start Material for this exercise

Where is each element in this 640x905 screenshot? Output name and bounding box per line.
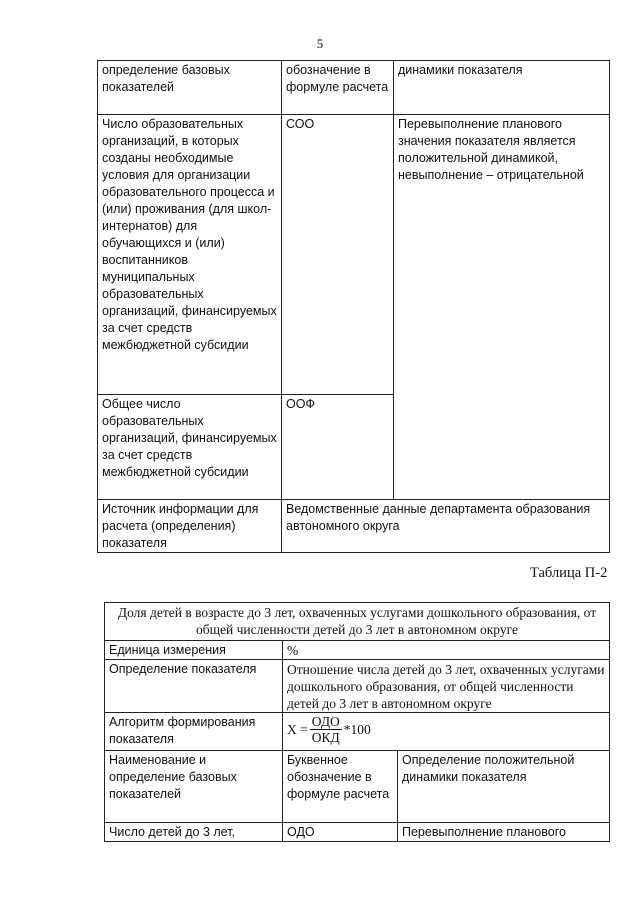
table-row [105, 823, 610, 842]
header-dynamics: Определение положительной динамики показателя [398, 751, 610, 823]
formula-fraction [310, 714, 342, 745]
unit-label: Единица измерения [105, 641, 283, 660]
row-indicator-name: Общее число образовательных организаций, финансируемых за счет средств межбюджетной субсидии [98, 395, 282, 500]
definition-row [105, 660, 610, 713]
header-base-indicators: Наименование и определение базовых показателей [105, 751, 283, 823]
algorithm-row [105, 713, 610, 751]
table-title: Доля детей в возрасте до 3 лет, охваченных услугами дошкольного образования, от общей численности детей до 3 лет в автономном округе [105, 603, 610, 641]
header-base-indicators: определение базовых показателей [98, 61, 282, 115]
algorithm-label: Алгоритм формирования показателя [105, 713, 283, 751]
formula-denominator: ОКД [311, 730, 340, 745]
table-row [98, 115, 610, 395]
source-row [98, 500, 610, 553]
definition-value: Отношение числа детей до 3 лет, охваченных услугами дошкольного образования, от общей численности детей до 3 лет в автономном округе [283, 660, 610, 713]
unit-row [105, 641, 610, 660]
unit-value: % [283, 641, 610, 660]
row-indicator-code: ООФ [282, 395, 394, 500]
row-indicator-name: Число образовательных организаций, в которых созданы необходимые условия для организации образовательного процесса и (или) проживания (для школ-интернатов) для обучающихся и (или) воспитанников муниципальных образовательных организаций, финансируемых за счет средств межбюджетной субсидии [98, 115, 282, 395]
row-indicator-code: ОДО [283, 823, 398, 842]
table-title-row [105, 603, 610, 641]
formula-lhs: X = [287, 722, 308, 737]
table-caption: Таблица П-2 [530, 565, 608, 581]
header-formula-symbol: обозначение в формуле расчета [282, 61, 394, 115]
indicator-table-p2 [104, 602, 610, 842]
formula [287, 714, 371, 745]
definition-label: Определение показателя [105, 660, 283, 713]
row-indicator-code: СОО [282, 115, 394, 395]
algorithm-formula [283, 713, 610, 751]
row-dynamics: Перевыполнение планового значения показателя является положительной динамикой, невыполнение – отрицательной [394, 115, 610, 500]
header-formula-symbol: Буквенное обозначение в формуле расчета [283, 751, 398, 823]
formula-multiplier: *100 [343, 722, 371, 737]
indicator-table-continued [97, 60, 610, 553]
source-label: Источник информации для расчета (определения) показателя [98, 500, 282, 553]
table-header-row [105, 751, 610, 823]
row-indicator-name: Число детей до 3 лет, [105, 823, 283, 842]
source-value: Ведомственные данные департамента образования автономного округа [282, 500, 610, 553]
page-number: 5 [316, 36, 324, 51]
header-dynamics: динамики показателя [394, 61, 610, 115]
row-dynamics: Перевыполнение планового [398, 823, 610, 842]
formula-numerator: ОДО [311, 714, 340, 729]
table-header-row [98, 61, 610, 115]
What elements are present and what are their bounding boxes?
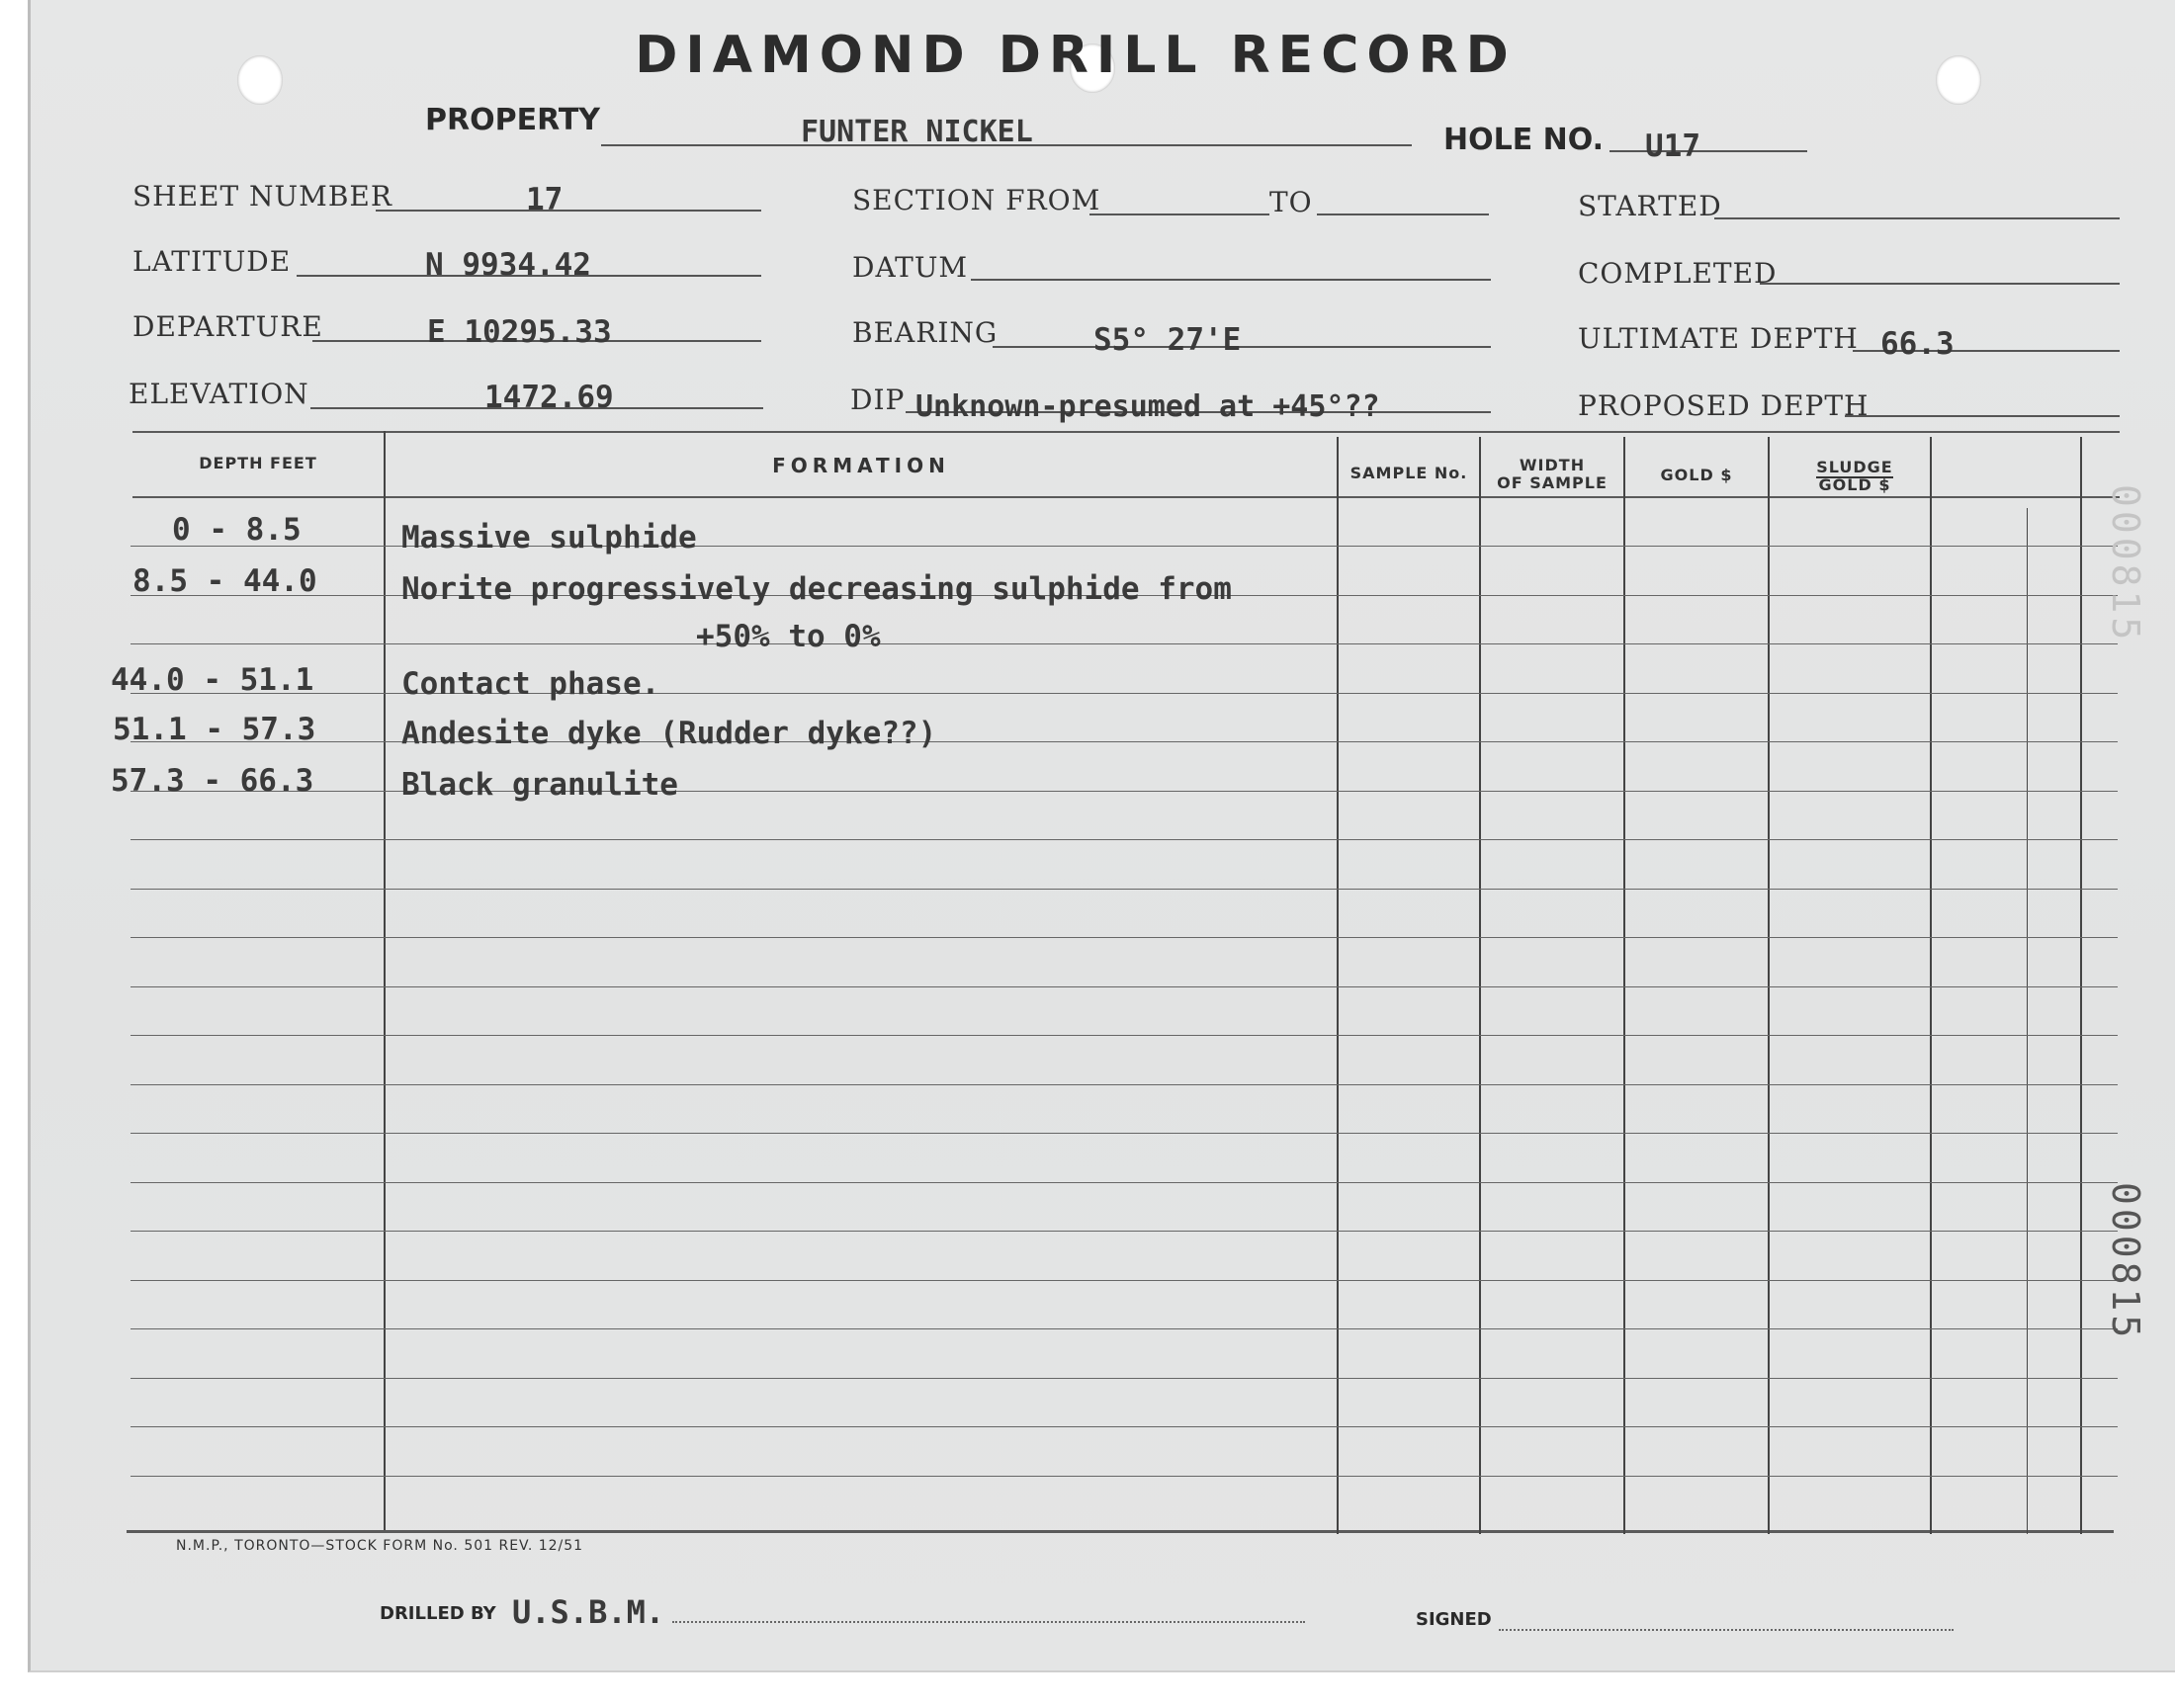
- datum-line: [971, 279, 1491, 281]
- drill-record-sheet: [28, 0, 2175, 1672]
- row-depth: 51.1 - 57.3: [113, 712, 316, 747]
- sheet-number-label: SHEET NUMBER: [132, 180, 392, 213]
- latitude-value: N 9934.42: [425, 247, 591, 283]
- stock-form-note: N.M.P., TORONTO—STOCK FORM No. 501 REV. 12/51: [176, 1538, 584, 1554]
- header-width-line2: OF SAMPLE: [1497, 473, 1608, 492]
- col-divider-extra: [2027, 508, 2028, 1534]
- side-stamp-upper: 000815: [2104, 484, 2147, 644]
- table-rule-line: [130, 1133, 2118, 1134]
- bearing-line: [993, 346, 1491, 348]
- section-from-line: [1089, 214, 1269, 215]
- form-title: DIAMOND DRILL RECORD: [635, 26, 1517, 85]
- header-depth-feet: DEPTH FEET: [199, 454, 317, 472]
- table-rule-line: [130, 839, 2118, 840]
- table-rule-line: [130, 643, 2118, 644]
- drilled-by-label: DRILLED BY: [380, 1603, 496, 1624]
- table-rule-line: [130, 937, 2118, 938]
- header-sludge: [1770, 459, 1940, 494]
- to-label: TO: [1269, 186, 1313, 218]
- departure-label: DEPARTURE: [132, 310, 323, 343]
- table-rule-line: [130, 1182, 2118, 1183]
- row-formation: Massive sulphide: [401, 520, 697, 555]
- table-rule-line: [130, 1476, 2118, 1477]
- row-formation: Norite progressively decreasing sulphide from: [401, 571, 1232, 607]
- elevation-value: 1472.69: [484, 380, 614, 415]
- table-bottom-border: [127, 1530, 2114, 1533]
- hole-no-value: U17: [1645, 128, 1700, 164]
- table-rule-line: [130, 1328, 2118, 1329]
- row-depth: 0 - 8.5: [172, 512, 302, 548]
- col-divider-sludge: [1930, 437, 1932, 1534]
- header-width-line1: WIDTH: [1519, 456, 1586, 474]
- latitude-label: LATITUDE: [132, 245, 292, 278]
- table-top-border: [132, 431, 2120, 433]
- row-depth: 44.0 - 51.1: [111, 662, 314, 698]
- header-sludge-line1: SLUDGE: [1816, 458, 1893, 476]
- header-width: [1481, 457, 1623, 492]
- row-formation: Contact phase.: [401, 666, 660, 702]
- table-rule-line: [130, 986, 2118, 987]
- table-rule-line: [130, 889, 2118, 890]
- row-depth: 8.5 - 44.0: [132, 563, 317, 599]
- property-label: PROPERTY: [425, 103, 601, 137]
- elevation-label: ELEVATION: [129, 378, 309, 410]
- hole-no-label: HOLE NO.: [1443, 123, 1605, 157]
- table-header-bottom: [132, 496, 2120, 498]
- row-formation: Andesite dyke (Rudder dyke??): [401, 716, 937, 751]
- table-rule-line: [130, 1035, 2118, 1036]
- hole-no-line: [1610, 150, 1807, 152]
- section-from-label: SECTION FROM: [852, 184, 1101, 216]
- row-formation: Black granulite: [401, 767, 678, 803]
- departure-value: E 10295.33: [427, 314, 612, 350]
- property-value: FUNTER NICKEL: [801, 115, 1033, 149]
- bearing-label: BEARING: [852, 316, 999, 349]
- started-label: STARTED: [1578, 190, 1722, 222]
- dip-value: Unknown-presumed at +45°??: [915, 389, 1380, 424]
- to-line: [1317, 214, 1489, 215]
- col-divider-width: [1623, 437, 1625, 1534]
- proposed-depth-line: [1845, 415, 2120, 417]
- table-rule-line: [130, 1084, 2118, 1085]
- table-rule-line: [130, 1378, 2118, 1379]
- datum-label: DATUM: [852, 251, 969, 284]
- dip-label: DIP: [850, 384, 906, 416]
- completed-line: [1760, 283, 2120, 285]
- drilled-by-line: [672, 1621, 1305, 1623]
- header-sample-no: SAMPLE No.: [1349, 464, 1468, 482]
- table-rule-line: [130, 1426, 2118, 1427]
- col-divider-sample: [1479, 437, 1481, 1534]
- header-gold: GOLD $: [1660, 466, 1733, 484]
- table-rule-line: [130, 1280, 2118, 1281]
- started-line: [1714, 217, 2120, 219]
- col-divider-right: [2080, 437, 2082, 1534]
- col-divider-gold: [1768, 437, 1770, 1534]
- ultimate-depth-value: 66.3: [1880, 326, 1955, 362]
- col-divider-formation: [1337, 437, 1339, 1534]
- header-formation: FORMATION: [772, 454, 950, 477]
- side-stamp-lower: 000815: [2104, 1182, 2147, 1342]
- signed-label: SIGNED: [1416, 1609, 1492, 1630]
- row-formation: +50% to 0%: [696, 619, 881, 654]
- table-rule-line: [130, 1231, 2118, 1232]
- proposed-depth-label: PROPOSED DEPTH: [1578, 389, 1870, 422]
- sheet-number-value: 17: [526, 182, 564, 217]
- signed-line: [1499, 1629, 1954, 1631]
- ultimate-depth-label: ULTIMATE DEPTH: [1578, 322, 1859, 355]
- completed-label: COMPLETED: [1578, 257, 1778, 290]
- drilled-by-value: U.S.B.M.: [512, 1593, 665, 1631]
- row-depth: 57.3 - 66.3: [111, 763, 314, 799]
- sheet-number-line: [376, 210, 761, 212]
- header-sludge-line2: GOLD $: [1818, 475, 1891, 494]
- bearing-value: S5° 27'E: [1093, 322, 1242, 358]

end Material for this exercise

* **Instructions for the task**: Please repeat the lines from the records word for word, beginning at the line that has "- datum-line: [971, 279, 1491, 281]" and stopping after the line that has "- latitude-value: N".

* **Output of the exercise**:
- datum-line: [971, 279, 1491, 281]
- drill-record-sheet: [28, 0, 2175, 1672]
- row-depth: 51.1 - 57.3: [113, 712, 316, 747]
- sheet-number-label: SHEET NUMBER: [132, 180, 392, 213]
- latitude-value: N 9934.42: [425, 247, 591, 283]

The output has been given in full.